### INPUT DATA
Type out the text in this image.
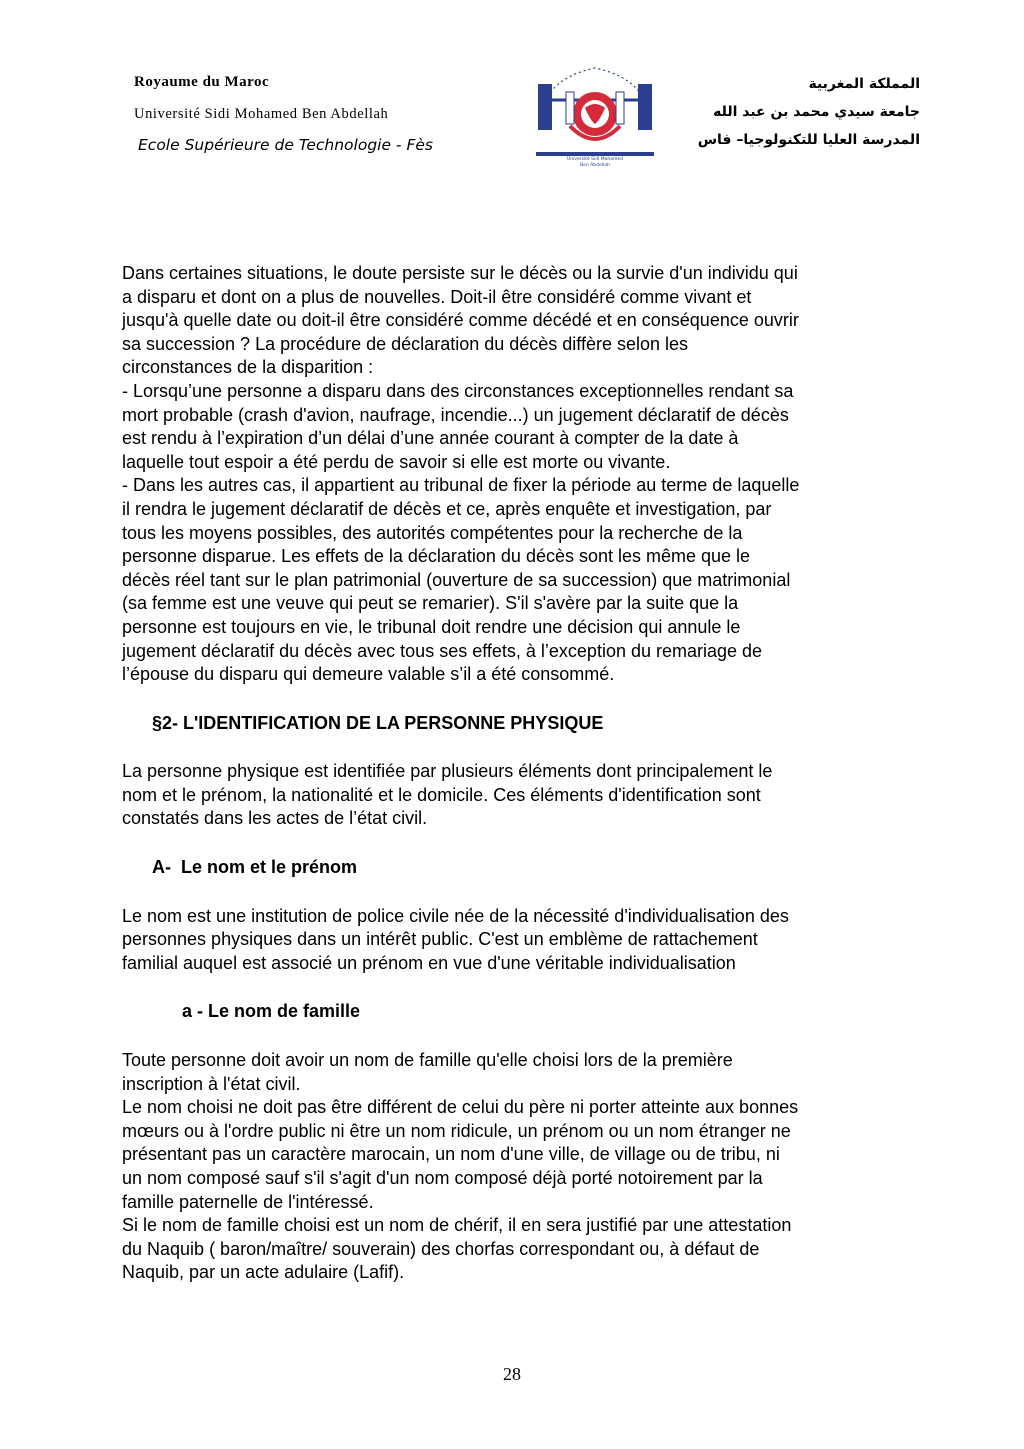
Royaume du Maroc
Université Sidi Mohamed Ben Abdellah
Ecole Supérieure de Technologie - Fès
Université Sidi Mohamed
Ben Abdellah
المملكة المغربية
جامعة سيدي محمد بن عبد الله
المدرسة العليا للتكنولوجيا– فاس

Dans certaines situations, le doute persiste sur le décès ou la survie d'un individu qui
a disparu et dont on a plus de nouvelles. Doit-il être considéré comme vivant et
jusqu'à quelle date ou doit-il être considéré comme décédé et en conséquence ouvrir
sa succession ? La procédure de déclaration du décès diffère selon les
circonstances de la disparition :
- Lorsqu’une personne a disparu dans des circonstances exceptionnelles rendant sa
mort probable (crash d'avion, naufrage, incendie...) un jugement déclaratif de décès
est rendu à l’expiration d’un délai d’une année courant à compter de la date à
laquelle tout espoir a été perdu de savoir si elle est morte ou vivante.
- Dans les autres cas, il appartient au tribunal de fixer la période au terme de laquelle
il rendra le jugement déclaratif de décès et ce, après enquête et investigation, par
tous les moyens possibles, des autorités compétentes pour la recherche de la
personne disparue. Les effets de la déclaration du décès sont les même que le
décès réel tant sur le plan patrimonial (ouverture de sa succession) que matrimonial
(sa femme est une veuve qui peut se remarier). S'il s'avère par la suite que la
personne est toujours en vie, le tribunal doit rendre une décision qui annule le
jugement déclaratif du décès avec tous ses effets, à l’exception du remariage de
l’épouse du disparu qui demeure valable s’il a été consommé.

§2- L'IDENTIFICATION DE LA PERSONNE PHYSIQUE

La personne physique est identifiée par plusieurs éléments dont principalement le
nom et le prénom, la nationalité et le domicile. Ces éléments d'identification sont
constatés dans les actes de l’état civil.

A- Le nom et le prénom

Le nom est une institution de police civile née de la nécessité d'individualisation des
personnes physiques dans un intérêt public. C'est un emblème de rattachement
familial auquel est associé un prénom en vue d'une véritable individualisation

a - Le nom de famille

Toute personne doit avoir un nom de famille qu'elle choisi lors de la première
inscription à l'état civil.
Le nom choisi ne doit pas être différent de celui du père ni porter atteinte aux bonnes
mœurs ou à l'ordre public ni être un nom ridicule, un prénom ou un nom étranger ne
présentant pas un caractère marocain, un nom d'une ville, de village ou de tribu, ni
un nom composé sauf s'il s'agit d'un nom composé déjà porté notoirement par la
famille paternelle de l'intéressé.
Si le nom de famille choisi est un nom de chérif, il en sera justifié par une attestation
du Naquib ( baron/maître/ souverain) des chorfas correspondant ou, à défaut de
Naquib, par un acte adulaire (Lafif).

28
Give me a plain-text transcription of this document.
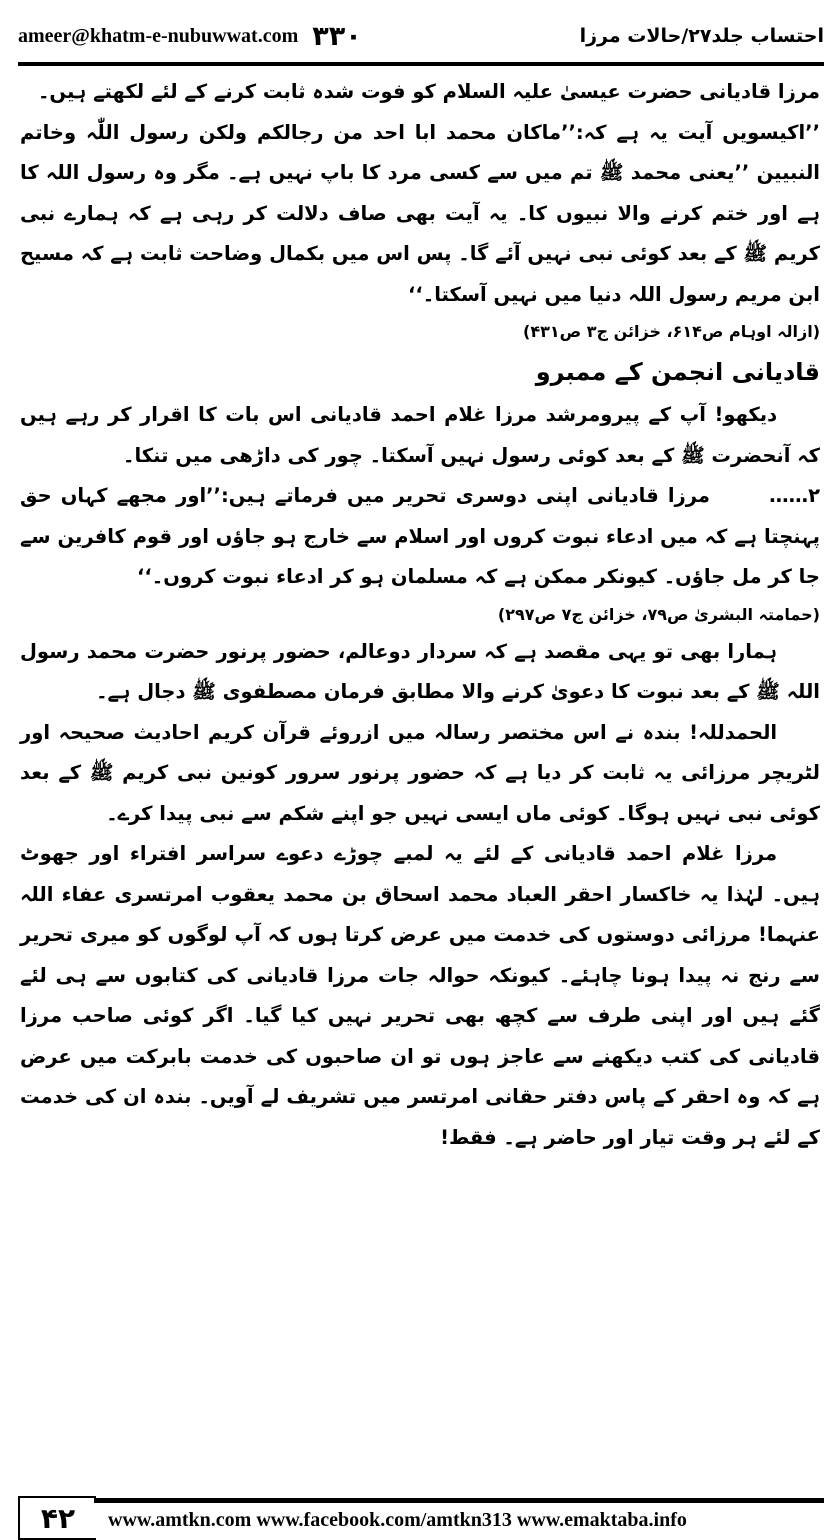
ameer@khatm-e-nubuwwat.com ۳۳۰	احتساب جلد۲۷/حالات مرزا

مرزا قادیانی حضرت عیسیٰ علیہ السلام کو فوت شدہ ثابت کرنے کے لئے لکھتے ہیں۔

’’اکیسویں آیت یہ ہے کہ:’’ماکان محمد ابا احد من رجالکم ولکن رسول اللّٰہ وخاتم النبیین ’’یعنی محمد ﷺ تم میں سے کسی مرد کا باپ نہیں ہے۔ مگر وہ رسول اللہ کا ہے اور ختم کرنے والا نبیوں کا۔ یہ آیت بھی صاف دلالت کر رہی ہے کہ ہمارے نبی کریم ﷺ کے بعد کوئی نبی نہیں آئے گا۔ پس اس میں بکمال وضاحت ثابت ہے کہ مسیح ابن مریم رسول اللہ دنیا میں نہیں آسکتا۔‘‘

(ازالہ اوہام ص۶۱۴، خزائن ج۳ ص۴۳۱)

قادیانی انجمن کے ممبرو

دیکھو! آپ کے پیرومرشد مرزا غلام احمد قادیانی اس بات کا اقرار کر رہے ہیں کہ آنحضرت ﷺ کے بعد کوئی رسول نہیں آسکتا۔ چور کی داڑھی میں تنکا۔

۲…… مرزا قادیانی اپنی دوسری تحریر میں فرماتے ہیں:’’اور مجھے کہاں حق پہنچتا ہے کہ میں ادعاء نبوت کروں اور اسلام سے خارج ہو جاؤں اور قوم کافرین سے جا کر مل جاؤں۔ کیونکر ممکن ہے کہ مسلمان ہو کر ادعاء نبوت کروں۔‘‘

(حمامتہ البشریٰ ص۷۹، خزائن ج۷ ص۲۹۷)

ہمارا بھی تو یہی مقصد ہے کہ سردار دوعالم، حضور پرنور حضرت محمد رسول اللہ ﷺ کے بعد نبوت کا دعویٰ کرنے والا مطابق فرمان مصطفوی ﷺ دجال ہے۔

الحمدللہ! بندہ نے اس مختصر رسالہ میں ازروئے قرآن کریم احادیث صحیحہ اور لٹریچر مرزائی یہ ثابت کر دیا ہے کہ حضور پرنور سرور کونین نبی کریم ﷺ کے بعد کوئی نبی نہیں ہوگا۔ کوئی ماں ایسی نہیں جو اپنے شکم سے نبی پیدا کرے۔

مرزا غلام احمد قادیانی کے لئے یہ لمبے چوڑے دعوے سراسر افتراء اور جھوٹ ہیں۔ لہٰذا یہ خاکسار احقر العباد محمد اسحاق بن محمد یعقوب امرتسری عفاء اللہ عنہما! مرزائی دوستوں کی خدمت میں عرض کرتا ہوں کہ آپ لوگوں کو میری تحریر سے رنج نہ پیدا ہونا چاہئے۔ کیونکہ حوالہ جات مرزا قادیانی کی کتابوں سے ہی لئے گئے ہیں اور اپنی طرف سے کچھ بھی تحریر نہیں کیا گیا۔ اگر کوئی صاحب مرزا قادیانی کی کتب دیکھنے سے عاجز ہوں تو ان صاحبوں کی خدمت بابرکت میں عرض ہے کہ وہ احقر کے پاس دفتر حقانی امرتسر میں تشریف لے آویں۔ بندہ ان کی خدمت کے لئے ہر وقت تیار اور حاضر ہے۔ فقط!

۴۲	www.amtkn.com www.facebook.com/amtkn313 www.emaktaba.info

### WRITTEN INSTRUCTION
Transcribe every entry word for word, but omit the pictures.

### TASK ANSWER
Type out the text in this image.
Royaume du Maroc
Université Sidi Mohamed Ben Abdellah
Ecole Supérieure de Technologie - Fès
Université Sidi Mohamed
Ben Abdellah
المملكة المغربية
جامعة سيدي محمد بن عبد الله
المدرسة العليا للتكنولوجيا– فاس

Dans certaines situations, le doute persiste sur le décès ou la survie d'un individu qui
a disparu et dont on a plus de nouvelles. Doit-il être considéré comme vivant et
jusqu'à quelle date ou doit-il être considéré comme décédé et en conséquence ouvrir
sa succession ? La procédure de déclaration du décès diffère selon les
circonstances de la disparition :
- Lorsqu’une personne a disparu dans des circonstances exceptionnelles rendant sa
mort probable (crash d'avion, naufrage, incendie...) un jugement déclaratif de décès
est rendu à l’expiration d’un délai d’une année courant à compter de la date à
laquelle tout espoir a été perdu de savoir si elle est morte ou vivante.
- Dans les autres cas, il appartient au tribunal de fixer la période au terme de laquelle
il rendra le jugement déclaratif de décès et ce, après enquête et investigation, par
tous les moyens possibles, des autorités compétentes pour la recherche de la
personne disparue. Les effets de la déclaration du décès sont les même que le
décès réel tant sur le plan patrimonial (ouverture de sa succession) que matrimonial
(sa femme est une veuve qui peut se remarier). S'il s'avère par la suite que la
personne est toujours en vie, le tribunal doit rendre une décision qui annule le
jugement déclaratif du décès avec tous ses effets, à l’exception du remariage de
l’épouse du disparu qui demeure valable s’il a été consommé.

§2- L'IDENTIFICATION DE LA PERSONNE PHYSIQUE

La personne physique est identifiée par plusieurs éléments dont principalement le
nom et le prénom, la nationalité et le domicile. Ces éléments d'identification sont
constatés dans les actes de l’état civil.

A- Le nom et le prénom

Le nom est une institution de police civile née de la nécessité d'individualisation des
personnes physiques dans un intérêt public. C'est un emblème de rattachement
familial auquel est associé un prénom en vue d'une véritable individualisation

a - Le nom de famille

Toute personne doit avoir un nom de famille qu'elle choisi lors de la première
inscription à l'état civil.
Le nom choisi ne doit pas être différent de celui du père ni porter atteinte aux bonnes
mœurs ou à l'ordre public ni être un nom ridicule, un prénom ou un nom étranger ne
présentant pas un caractère marocain, un nom d'une ville, de village ou de tribu, ni
un nom composé sauf s'il s'agit d'un nom composé déjà porté notoirement par la
famille paternelle de l'intéressé.
Si le nom de famille choisi est un nom de chérif, il en sera justifié par une attestation
du Naquib ( baron/maître/ souverain) des chorfas correspondant ou, à défaut de
Naquib, par un acte adulaire (Lafif).

28
Give me a plain-text transcription of this document.
ameer@khatm-e-nubuwwat.com ۳۳۰	احتساب جلد۲۷/حالات مرزا

مرزا قادیانی حضرت عیسیٰ علیہ السلام کو فوت شدہ ثابت کرنے کے لئے لکھتے ہیں۔

’’اکیسویں آیت یہ ہے کہ:’’ماکان محمد ابا احد من رجالکم ولکن رسول اللّٰہ وخاتم النبیین ’’یعنی محمد ﷺ تم میں سے کسی مرد کا باپ نہیں ہے۔ مگر وہ رسول اللہ کا ہے اور ختم کرنے والا نبیوں کا۔ یہ آیت بھی صاف دلالت کر رہی ہے کہ ہمارے نبی کریم ﷺ کے بعد کوئی نبی نہیں آئے گا۔ پس اس میں بکمال وضاحت ثابت ہے کہ مسیح ابن مریم رسول اللہ دنیا میں نہیں آسکتا۔‘‘

(ازالہ اوہام ص۶۱۴، خزائن ج۳ ص۴۳۱)

قادیانی انجمن کے ممبرو

دیکھو! آپ کے پیرومرشد مرزا غلام احمد قادیانی اس بات کا اقرار کر رہے ہیں کہ آنحضرت ﷺ کے بعد کوئی رسول نہیں آسکتا۔ چور کی داڑھی میں تنکا۔

۲…… مرزا قادیانی اپنی دوسری تحریر میں فرماتے ہیں:’’اور مجھے کہاں حق پہنچتا ہے کہ میں ادعاء نبوت کروں اور اسلام سے خارج ہو جاؤں اور قوم کافرین سے جا کر مل جاؤں۔ کیونکر ممکن ہے کہ مسلمان ہو کر ادعاء نبوت کروں۔‘‘

(حمامتہ البشریٰ ص۷۹، خزائن ج۷ ص۲۹۷)

ہمارا بھی تو یہی مقصد ہے کہ سردار دوعالم، حضور پرنور حضرت محمد رسول اللہ ﷺ کے بعد نبوت کا دعویٰ کرنے والا مطابق فرمان مصطفوی ﷺ دجال ہے۔

الحمدللہ! بندہ نے اس مختصر رسالہ میں ازروئے قرآن کریم احادیث صحیحہ اور لٹریچر مرزائی یہ ثابت کر دیا ہے کہ حضور پرنور سرور کونین نبی کریم ﷺ کے بعد کوئی نبی نہیں ہوگا۔ کوئی ماں ایسی نہیں جو اپنے شکم سے نبی پیدا کرے۔

مرزا غلام احمد قادیانی کے لئے یہ لمبے چوڑے دعوے سراسر افتراء اور جھوٹ ہیں۔ لہٰذا یہ خاکسار احقر العباد محمد اسحاق بن محمد یعقوب امرتسری عفاء اللہ عنہما! مرزائی دوستوں کی خدمت میں عرض کرتا ہوں کہ آپ لوگوں کو میری تحریر سے رنج نہ پیدا ہونا چاہئے۔ کیونکہ حوالہ جات مرزا قادیانی کی کتابوں سے ہی لئے گئے ہیں اور اپنی طرف سے کچھ بھی تحریر نہیں کیا گیا۔ اگر کوئی صاحب مرزا قادیانی کی کتب دیکھنے سے عاجز ہوں تو ان صاحبوں کی خدمت بابرکت میں عرض ہے کہ وہ احقر کے پاس دفتر حقانی امرتسر میں تشریف لے آویں۔ بندہ ان کی خدمت کے لئے ہر وقت تیار اور حاضر ہے۔ فقط!

۴۲	www.amtkn.com www.facebook.com/amtkn313 www.emaktaba.info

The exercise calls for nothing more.